» Short task:
Go through the material and pull out every line with the string "بعضهم" in it.

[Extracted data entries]
════════

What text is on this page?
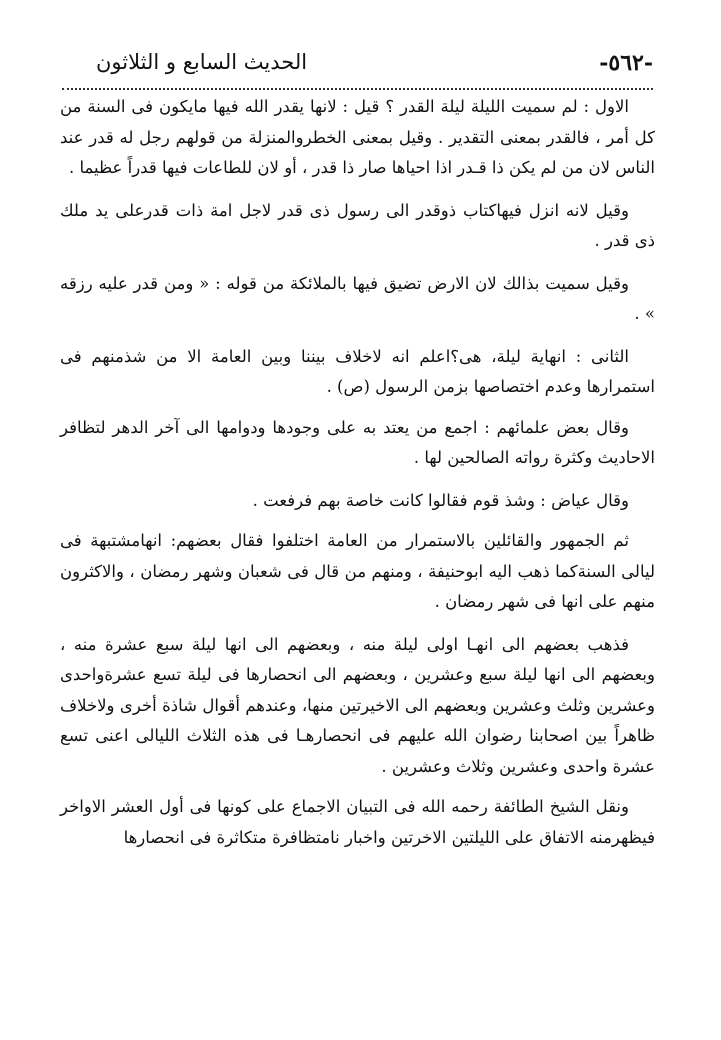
-٥٦٢-
الحديث السابع و الثلاثون

الاول : لم سميت الليلة ليلة القدر ؟ قيل : لانها يقدر الله فيها مايكون فى السنة من كل أمر ، فالقدر بمعنى التقدير . وقيل بمعنى الخطروالمنزلة من قولهم رجل له قدر عند الناس لان من لم يكن ذا قـدر اذا احياها صار ذا قدر ، أو لان للطاعات فيها قدراً عظيما .

وقيل لانه انزل فيهاكتاب ذوقدر الى رسول ذى قدر لاجل امة ذات قدرعلى يد ملك ذى قدر .

وقيل سميت بذالك لان الارض تضيق فيها بالملائكة من قوله : « ومن قدر عليه رزقه » .

الثانى : انهاية ليلة، هى؟اعلم انه لاخلاف بيننا وبين العامة الا من شذمنهم فى استمرارها وعدم اختصاصها بزمن الرسول (ص) .

وقال بعض علمائهم : اجمع من يعتد به على وجودها ودوامها الى آخر الدهر لتظافر الاحاديث وكثرة رواته الصالحين لها .

وقال عياض : وشذ قوم فقالوا كانت خاصة بهم فرفعت .

ثم الجمهور والقائلين بالاستمرار من العامة اختلفوا فقال بعضهم: انهامشتبهة فى ليالى السنةكما ذهب اليه ابوحنيفة ، ومنهم من قال فى شعبان وشهر رمضان ، والاكثرون منهم على انها فى شهر رمضان .

فذهب بعضهم الى انهـا اولى ليلة منه ، وبعضهم الى انها ليلة سبع عشرة منه ، وبعضهم الى انها ليلة سبع وعشرين ، وبعضهم الى انحصارها فى ليلة تسع عشرةواحدى وعشرين وثلث وعشرين وبعضهم الى الاخيرتين منها، وعندهم أقوال شاذة أخرى ولاخلاف ظاهراً بين اصحابنا رضوان الله عليهم فى انحصارهـا فى هذه الثلاث الليالى اعنى تسع عشرة واحدى وعشرين وثلاث وعشرين .

ونقل الشيخ الطائفة رحمه الله فى التبيان الاجماع على كونها فى أول العشر الاواخر فيظهرمنه الاتفاق على الليلتين الاخرتين واخبار نامتظافرة متكاثرة فى انحصارها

════════

» Exercise response:
ثم الجمهور والقائلين بالاستمرار من العامة اختلفوا فقال بعضهم: انهامشتبهة فى ليالى السنةكما ذهب اليه ابوحنيفة ، ومنهم من قال فى شعبان وشهر رمضان ، والاكثرون منهم على انها فى شهر رمضان .
فذهب بعضهم الى انهـا اولى ليلة منه ، وبعضهم الى انها ليلة سبع عشرة منه ، وبعضهم الى انها ليلة سبع وعشرين ، وبعضهم الى انحصارها فى ليلة تسع عشرةواحدى وعشرين وثلث وعشرين وبعضهم الى الاخيرتين منها، وعندهم أقوال شاذة أخرى ولاخلاف ظاهراً بين اصحابنا رضوان الله عليهم فى انحصارهـا فى هذه الثلاث الليالى اعنى تسع عشرة واحدى وعشرين وثلاث وعشرين .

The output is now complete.